Annotated element entries:
- - - - -

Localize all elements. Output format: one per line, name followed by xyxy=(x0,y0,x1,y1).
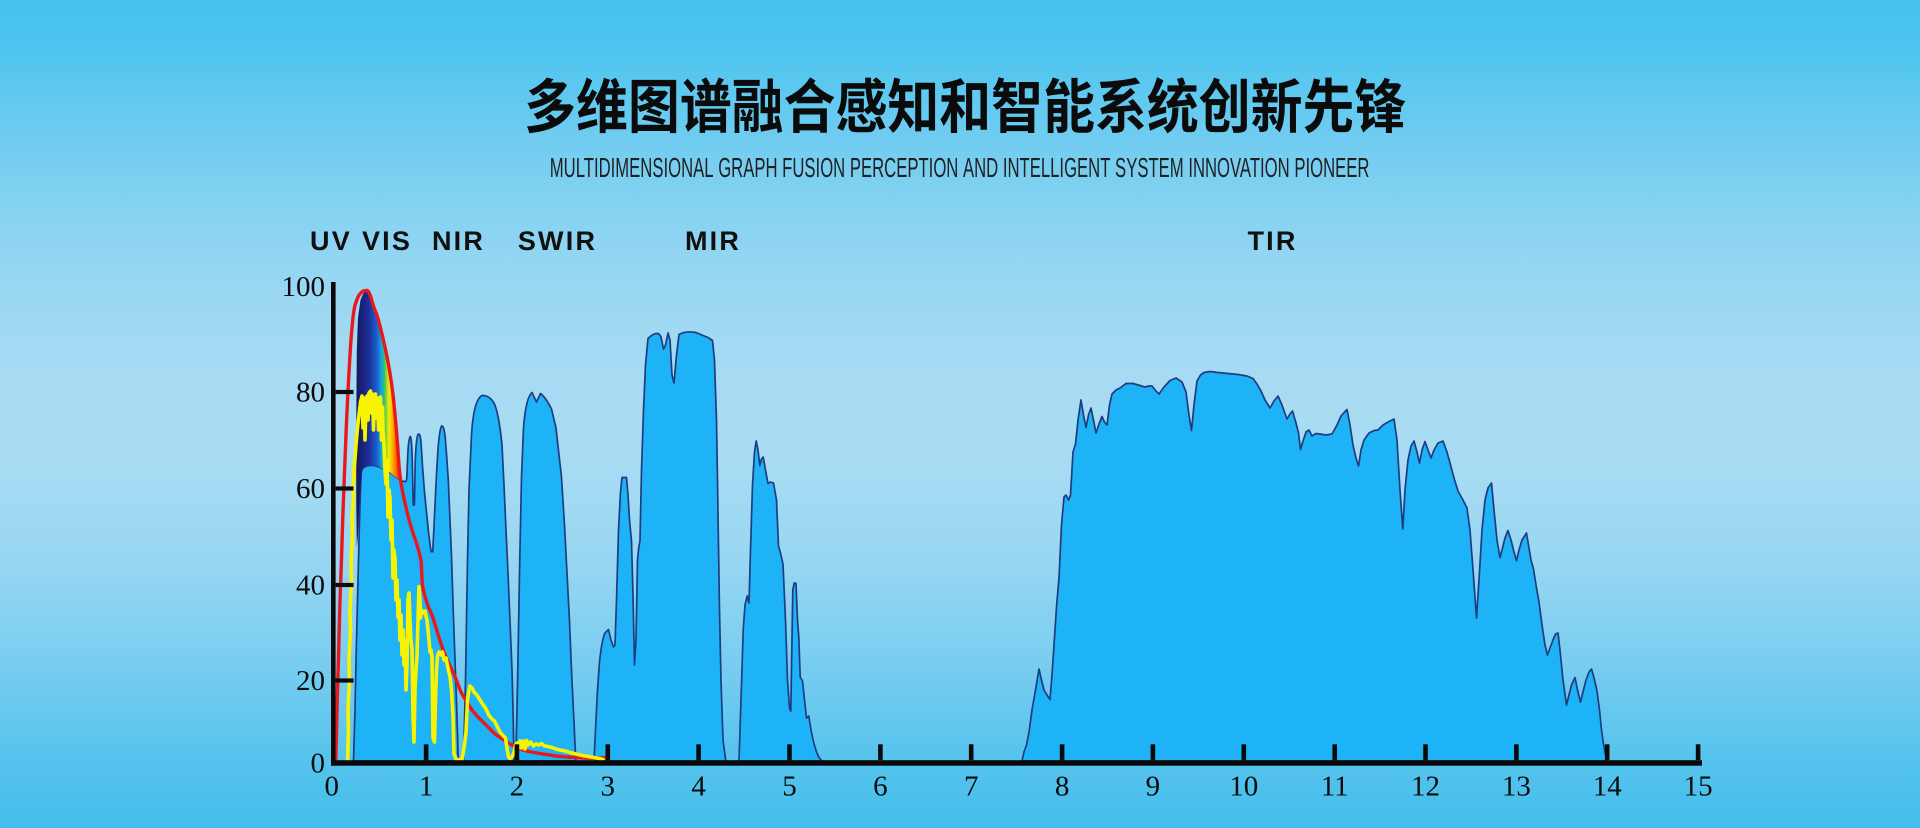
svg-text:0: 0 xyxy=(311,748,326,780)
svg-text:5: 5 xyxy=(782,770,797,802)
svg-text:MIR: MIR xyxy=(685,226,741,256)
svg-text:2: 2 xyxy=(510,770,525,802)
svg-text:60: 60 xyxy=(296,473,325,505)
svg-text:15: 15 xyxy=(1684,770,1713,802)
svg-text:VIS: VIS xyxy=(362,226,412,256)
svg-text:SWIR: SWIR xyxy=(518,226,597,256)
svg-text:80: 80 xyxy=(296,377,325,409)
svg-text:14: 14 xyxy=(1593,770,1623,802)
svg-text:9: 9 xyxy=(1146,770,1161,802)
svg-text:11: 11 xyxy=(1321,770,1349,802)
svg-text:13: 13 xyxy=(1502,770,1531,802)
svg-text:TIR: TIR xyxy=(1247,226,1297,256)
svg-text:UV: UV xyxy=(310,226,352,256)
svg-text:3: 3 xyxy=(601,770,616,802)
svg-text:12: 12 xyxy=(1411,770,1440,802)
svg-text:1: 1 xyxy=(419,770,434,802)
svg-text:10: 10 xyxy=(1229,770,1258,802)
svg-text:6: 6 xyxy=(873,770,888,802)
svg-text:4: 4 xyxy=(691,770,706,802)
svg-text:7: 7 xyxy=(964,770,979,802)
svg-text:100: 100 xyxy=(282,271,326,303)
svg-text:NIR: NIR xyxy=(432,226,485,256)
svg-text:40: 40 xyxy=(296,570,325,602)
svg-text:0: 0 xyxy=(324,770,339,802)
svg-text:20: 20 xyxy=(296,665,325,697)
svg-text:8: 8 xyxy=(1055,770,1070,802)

- - - - -

▸ What you should do: Could you convert the entries from the line holding "svg-text:0: 0 xyxy=(311,748,326,780)" through the last entry, inclusive, into a Markdown table with the columns Row and Entry, numbering each line and leaving out any blank ones?

▸ Problem solution:
| Row | Entry |
|---|---|
| 1 | svg-text:0: 0 xyxy=(311,748,326,780) |
| 2 | svg-text:5: 5 xyxy=(782,770,797,802) |
| 3 | svg-text:MIR: MIR xyxy=(685,226,741,256) |
| 4 | svg-text:2: 2 xyxy=(510,770,525,802) |
| 5 | svg-text:60: 60 xyxy=(296,473,325,505) |
| 6 | svg-text:15: 15 xyxy=(1684,770,1713,802) |
| 7 | svg-text:VIS: VIS xyxy=(362,226,412,256) |
| 8 | svg-text:SWIR: SWIR xyxy=(518,226,597,256) |
| 9 | svg-text:80: 80 xyxy=(296,377,325,409) |
| 10 | svg-text:14: 14 xyxy=(1593,770,1623,802) |
| 11 | svg-text:9: 9 xyxy=(1146,770,1161,802) |
| 12 | svg-text:11: 11 xyxy=(1321,770,1349,802) |
| 13 | svg-text:13: 13 xyxy=(1502,770,1531,802) |
| 14 | svg-text:TIR: TIR xyxy=(1247,226,1297,256) |
| 15 | svg-text:UV: UV xyxy=(310,226,352,256) |
| 16 | svg-text:3: 3 xyxy=(601,770,616,802) |
| 17 | svg-text:12: 12 xyxy=(1411,770,1440,802) |
| 18 | svg-text:1: 1 xyxy=(419,770,434,802) |
| 19 | svg-text:10: 10 xyxy=(1229,770,1258,802) |
| 20 | svg-text:6: 6 xyxy=(873,770,888,802) |
| 21 | svg-text:4: 4 xyxy=(691,770,706,802) |
| 22 | svg-text:7: 7 xyxy=(964,770,979,802) |
| 23 | svg-text:100: 100 xyxy=(282,271,326,303) |
| 24 | svg-text:NIR: NIR xyxy=(432,226,485,256) |
| 25 | svg-text:40: 40 xyxy=(296,570,325,602) |
| 26 | svg-text:0: 0 xyxy=(324,770,339,802) |
| 27 | svg-text:20: 20 xyxy=(296,665,325,697) |
| 28 | svg-text:8: 8 xyxy=(1055,770,1070,802) |